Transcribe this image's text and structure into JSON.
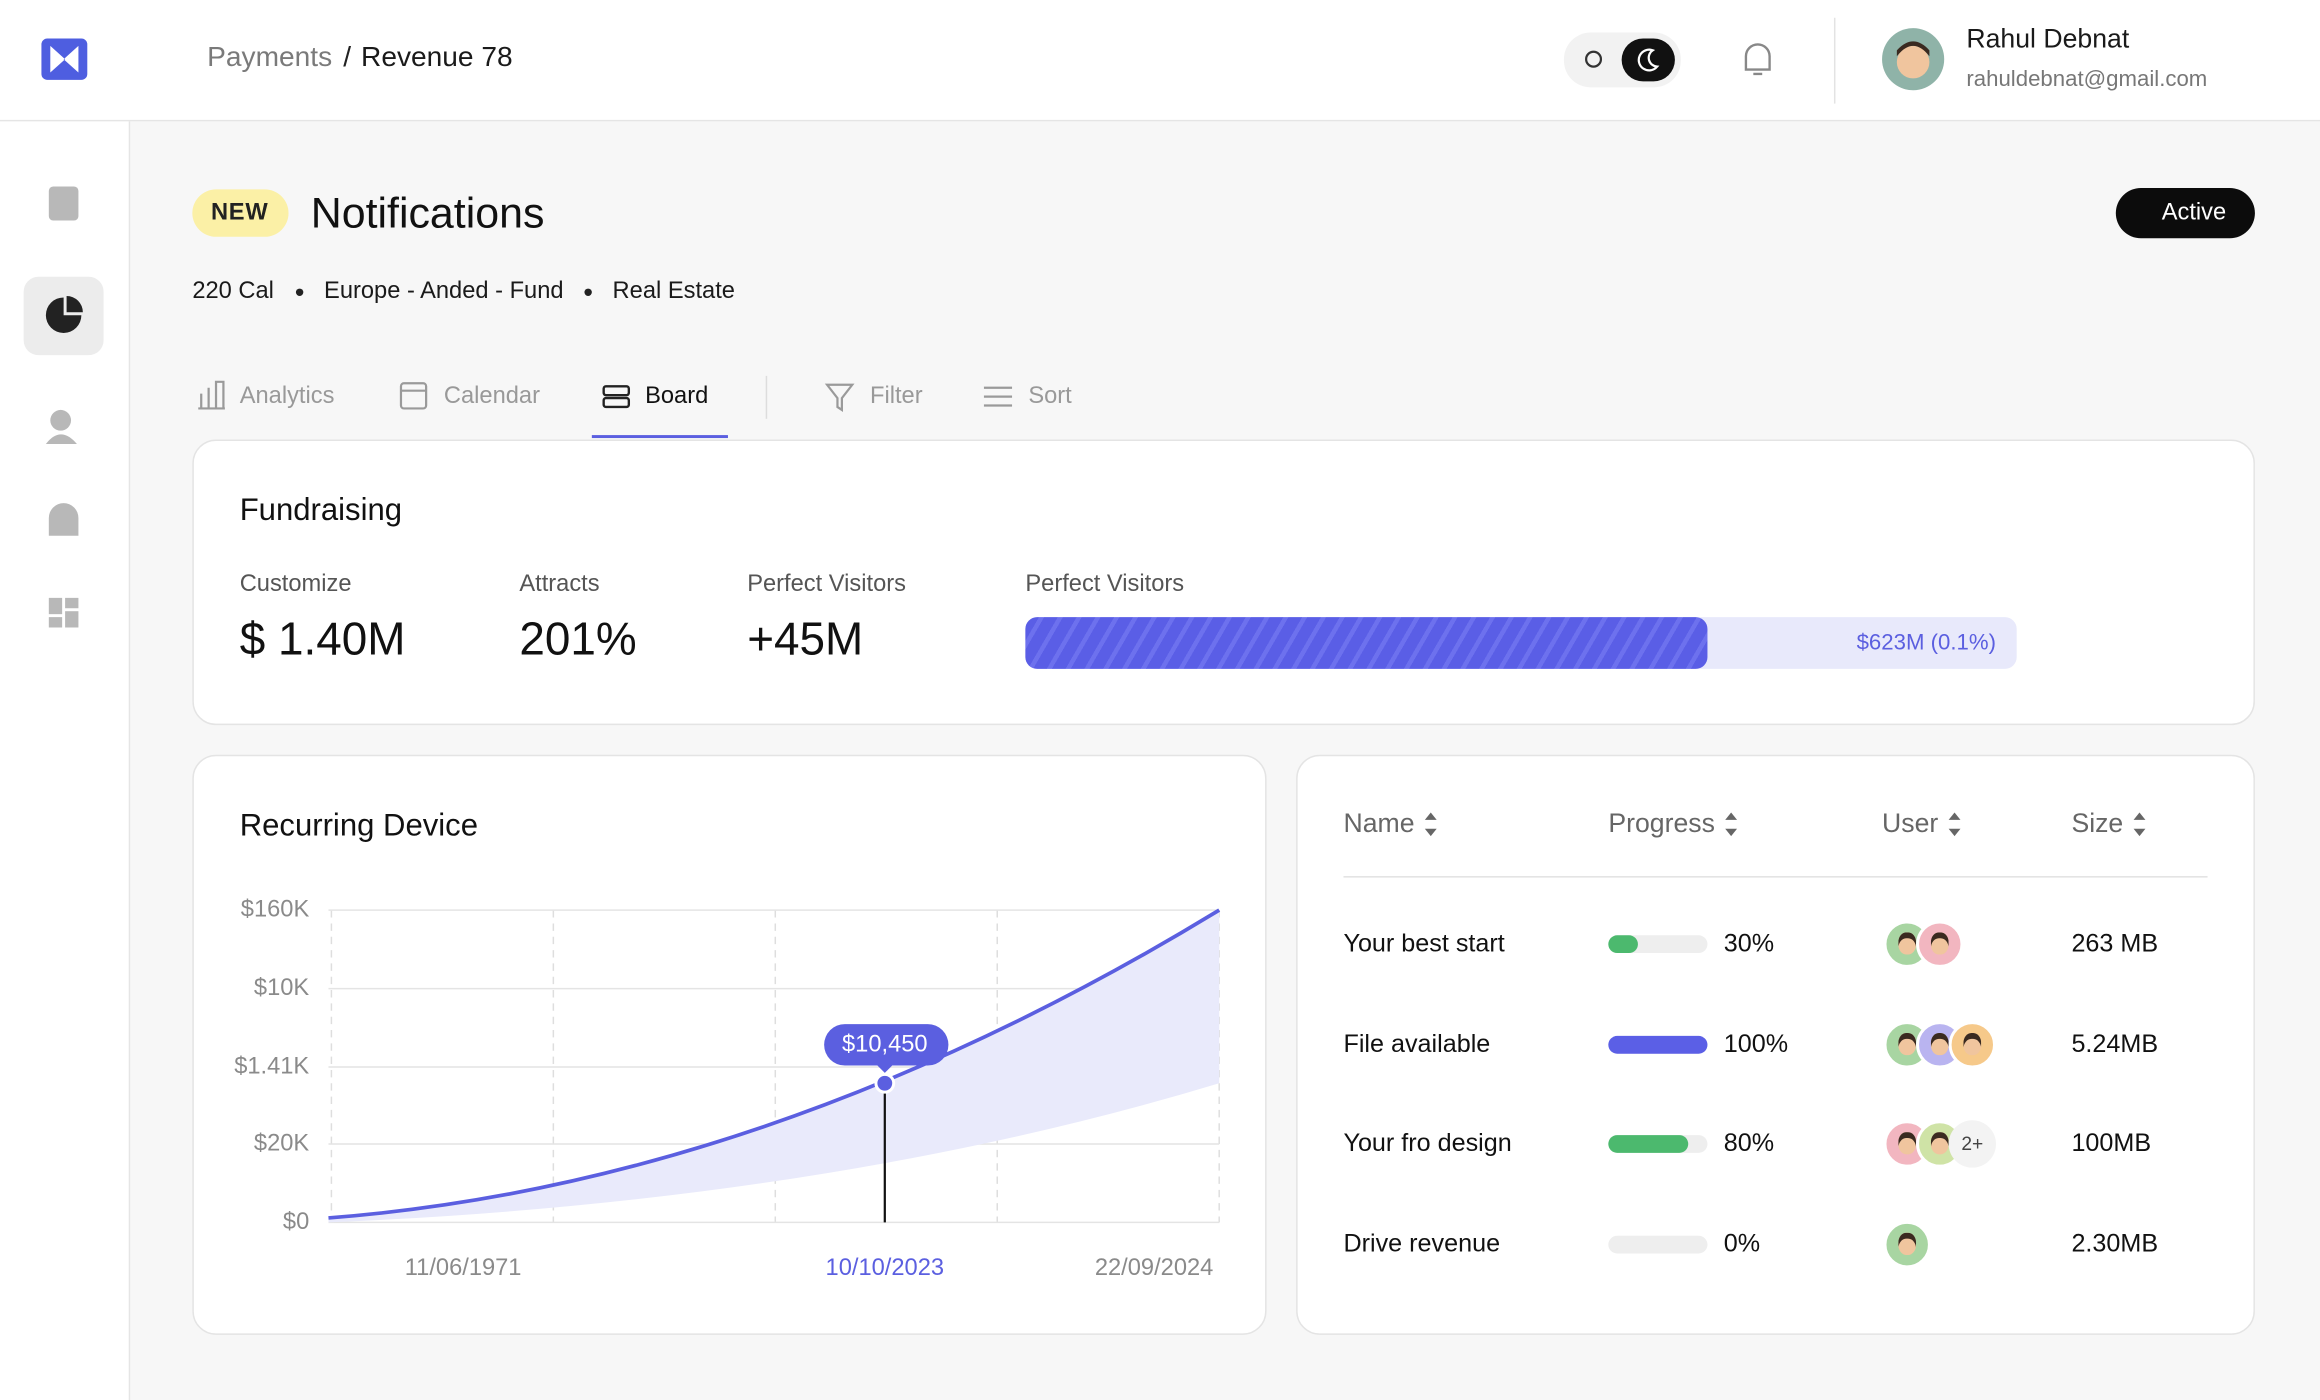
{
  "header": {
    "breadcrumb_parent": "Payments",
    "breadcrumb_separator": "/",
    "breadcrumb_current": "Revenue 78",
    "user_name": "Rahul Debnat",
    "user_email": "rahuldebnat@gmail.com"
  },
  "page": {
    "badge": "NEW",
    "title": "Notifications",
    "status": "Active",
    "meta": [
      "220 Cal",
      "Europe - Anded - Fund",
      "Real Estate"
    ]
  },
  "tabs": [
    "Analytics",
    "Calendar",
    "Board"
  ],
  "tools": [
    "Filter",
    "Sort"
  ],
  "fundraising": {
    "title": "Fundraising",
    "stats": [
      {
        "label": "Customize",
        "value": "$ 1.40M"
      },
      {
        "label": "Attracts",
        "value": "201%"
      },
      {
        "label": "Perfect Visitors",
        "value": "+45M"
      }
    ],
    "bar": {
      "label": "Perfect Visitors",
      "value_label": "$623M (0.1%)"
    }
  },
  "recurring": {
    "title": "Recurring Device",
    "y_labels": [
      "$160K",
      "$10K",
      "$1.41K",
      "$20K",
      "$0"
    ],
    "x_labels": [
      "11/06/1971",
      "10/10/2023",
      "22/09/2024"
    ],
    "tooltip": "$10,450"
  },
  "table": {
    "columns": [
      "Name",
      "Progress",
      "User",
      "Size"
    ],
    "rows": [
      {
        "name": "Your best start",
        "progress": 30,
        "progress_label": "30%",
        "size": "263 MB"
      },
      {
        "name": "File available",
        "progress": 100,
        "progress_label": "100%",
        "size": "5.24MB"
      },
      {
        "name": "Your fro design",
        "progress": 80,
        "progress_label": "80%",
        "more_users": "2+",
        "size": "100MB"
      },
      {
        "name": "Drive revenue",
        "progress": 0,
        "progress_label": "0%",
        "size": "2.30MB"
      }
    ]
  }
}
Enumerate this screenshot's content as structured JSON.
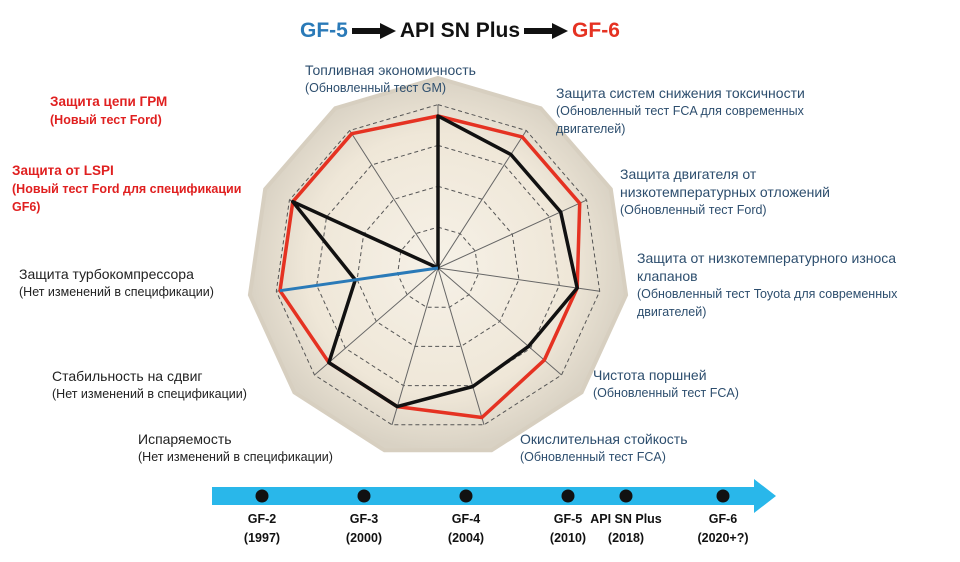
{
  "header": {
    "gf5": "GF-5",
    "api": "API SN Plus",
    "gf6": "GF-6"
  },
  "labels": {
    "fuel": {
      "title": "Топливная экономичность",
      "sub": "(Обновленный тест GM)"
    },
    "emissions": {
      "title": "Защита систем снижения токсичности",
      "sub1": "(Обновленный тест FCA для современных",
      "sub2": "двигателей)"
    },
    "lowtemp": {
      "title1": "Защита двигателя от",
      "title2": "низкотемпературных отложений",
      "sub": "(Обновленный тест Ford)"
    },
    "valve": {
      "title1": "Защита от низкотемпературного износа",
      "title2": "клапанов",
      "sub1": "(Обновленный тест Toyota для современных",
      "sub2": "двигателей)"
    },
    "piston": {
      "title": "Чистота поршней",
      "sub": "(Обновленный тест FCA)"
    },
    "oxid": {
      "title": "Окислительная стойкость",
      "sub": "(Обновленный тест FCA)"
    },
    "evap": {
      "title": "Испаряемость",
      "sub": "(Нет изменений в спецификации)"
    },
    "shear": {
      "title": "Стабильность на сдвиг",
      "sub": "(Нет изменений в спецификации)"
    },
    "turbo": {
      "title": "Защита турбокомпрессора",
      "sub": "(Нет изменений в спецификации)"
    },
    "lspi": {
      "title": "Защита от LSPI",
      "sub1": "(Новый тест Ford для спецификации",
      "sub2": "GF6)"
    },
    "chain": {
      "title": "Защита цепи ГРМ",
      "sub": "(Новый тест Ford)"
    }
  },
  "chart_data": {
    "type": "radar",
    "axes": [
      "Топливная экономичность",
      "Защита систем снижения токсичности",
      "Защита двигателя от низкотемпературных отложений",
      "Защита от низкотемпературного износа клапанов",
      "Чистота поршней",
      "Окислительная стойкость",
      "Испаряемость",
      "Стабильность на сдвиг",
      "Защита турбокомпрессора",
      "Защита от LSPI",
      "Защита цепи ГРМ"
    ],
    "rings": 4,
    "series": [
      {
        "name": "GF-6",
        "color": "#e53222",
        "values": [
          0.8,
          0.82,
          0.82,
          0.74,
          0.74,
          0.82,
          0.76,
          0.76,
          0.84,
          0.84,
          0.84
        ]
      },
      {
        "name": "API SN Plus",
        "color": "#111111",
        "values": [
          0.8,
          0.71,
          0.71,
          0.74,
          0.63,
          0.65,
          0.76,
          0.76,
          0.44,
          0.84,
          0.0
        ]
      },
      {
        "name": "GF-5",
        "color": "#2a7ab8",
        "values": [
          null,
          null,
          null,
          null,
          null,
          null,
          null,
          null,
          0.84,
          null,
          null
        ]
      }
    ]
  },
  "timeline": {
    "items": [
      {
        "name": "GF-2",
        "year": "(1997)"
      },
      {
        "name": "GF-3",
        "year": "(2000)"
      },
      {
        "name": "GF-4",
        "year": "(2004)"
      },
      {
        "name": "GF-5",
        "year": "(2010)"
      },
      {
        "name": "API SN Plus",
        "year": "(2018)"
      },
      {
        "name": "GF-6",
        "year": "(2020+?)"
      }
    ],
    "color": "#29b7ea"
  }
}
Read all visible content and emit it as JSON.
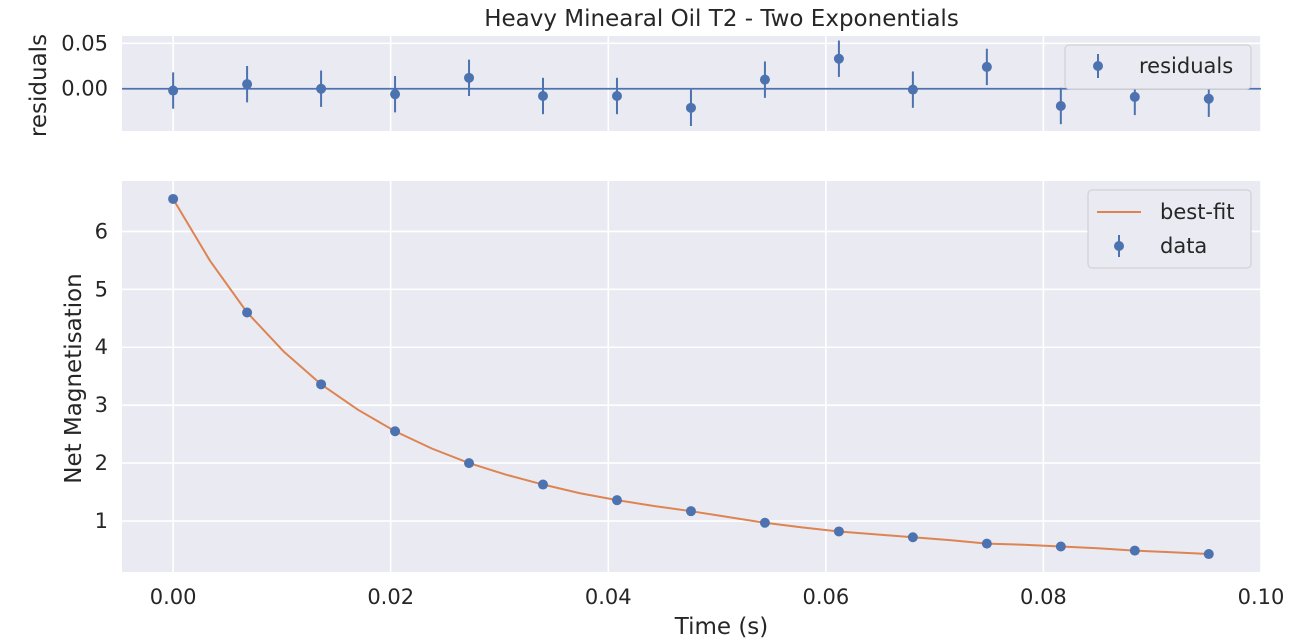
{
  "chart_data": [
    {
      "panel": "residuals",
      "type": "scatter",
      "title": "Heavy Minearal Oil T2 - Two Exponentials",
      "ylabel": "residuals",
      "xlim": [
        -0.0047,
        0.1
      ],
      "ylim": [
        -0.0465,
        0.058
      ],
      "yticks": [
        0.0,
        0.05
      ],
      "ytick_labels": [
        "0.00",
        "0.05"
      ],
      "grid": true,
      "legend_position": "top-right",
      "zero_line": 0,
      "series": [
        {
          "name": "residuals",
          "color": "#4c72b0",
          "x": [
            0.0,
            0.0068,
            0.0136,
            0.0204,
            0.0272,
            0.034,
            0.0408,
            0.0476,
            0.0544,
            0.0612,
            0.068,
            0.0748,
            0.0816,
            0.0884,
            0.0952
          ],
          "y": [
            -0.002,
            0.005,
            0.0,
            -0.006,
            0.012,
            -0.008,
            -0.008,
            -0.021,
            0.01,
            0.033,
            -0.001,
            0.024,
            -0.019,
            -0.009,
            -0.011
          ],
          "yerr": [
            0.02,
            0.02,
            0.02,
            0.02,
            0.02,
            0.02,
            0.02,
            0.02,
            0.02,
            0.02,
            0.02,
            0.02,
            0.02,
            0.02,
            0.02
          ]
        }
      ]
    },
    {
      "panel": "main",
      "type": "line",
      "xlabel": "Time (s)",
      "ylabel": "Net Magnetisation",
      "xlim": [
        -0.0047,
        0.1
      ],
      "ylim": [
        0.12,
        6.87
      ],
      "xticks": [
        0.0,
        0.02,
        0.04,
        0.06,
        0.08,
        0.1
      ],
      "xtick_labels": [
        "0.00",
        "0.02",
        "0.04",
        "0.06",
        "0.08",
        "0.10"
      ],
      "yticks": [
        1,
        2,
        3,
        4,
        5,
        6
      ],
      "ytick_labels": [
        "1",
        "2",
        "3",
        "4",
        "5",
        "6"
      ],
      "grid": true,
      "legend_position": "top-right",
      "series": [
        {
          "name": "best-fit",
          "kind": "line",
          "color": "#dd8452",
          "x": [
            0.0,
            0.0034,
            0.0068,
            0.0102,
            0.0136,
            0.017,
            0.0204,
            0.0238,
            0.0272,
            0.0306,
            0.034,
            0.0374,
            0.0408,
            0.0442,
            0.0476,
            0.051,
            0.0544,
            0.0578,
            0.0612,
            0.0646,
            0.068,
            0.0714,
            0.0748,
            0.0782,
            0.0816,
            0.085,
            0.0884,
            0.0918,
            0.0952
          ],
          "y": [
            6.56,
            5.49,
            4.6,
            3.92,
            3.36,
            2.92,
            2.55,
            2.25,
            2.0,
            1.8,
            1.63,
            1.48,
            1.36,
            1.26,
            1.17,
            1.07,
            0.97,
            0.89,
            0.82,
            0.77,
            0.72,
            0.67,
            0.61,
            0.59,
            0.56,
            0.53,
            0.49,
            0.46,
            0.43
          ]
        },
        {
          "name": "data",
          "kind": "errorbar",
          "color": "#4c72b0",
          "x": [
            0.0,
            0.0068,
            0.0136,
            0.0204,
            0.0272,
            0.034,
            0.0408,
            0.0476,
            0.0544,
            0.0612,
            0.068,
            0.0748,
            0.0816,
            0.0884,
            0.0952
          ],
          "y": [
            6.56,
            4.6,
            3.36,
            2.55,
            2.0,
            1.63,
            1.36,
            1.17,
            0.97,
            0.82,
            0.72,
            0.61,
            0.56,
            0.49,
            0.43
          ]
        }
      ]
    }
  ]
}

**Direction**
For each line above that contains the word "Your", copy that line.

**Expected output**
        "name": "Your best start",
        "name": "Your fro design",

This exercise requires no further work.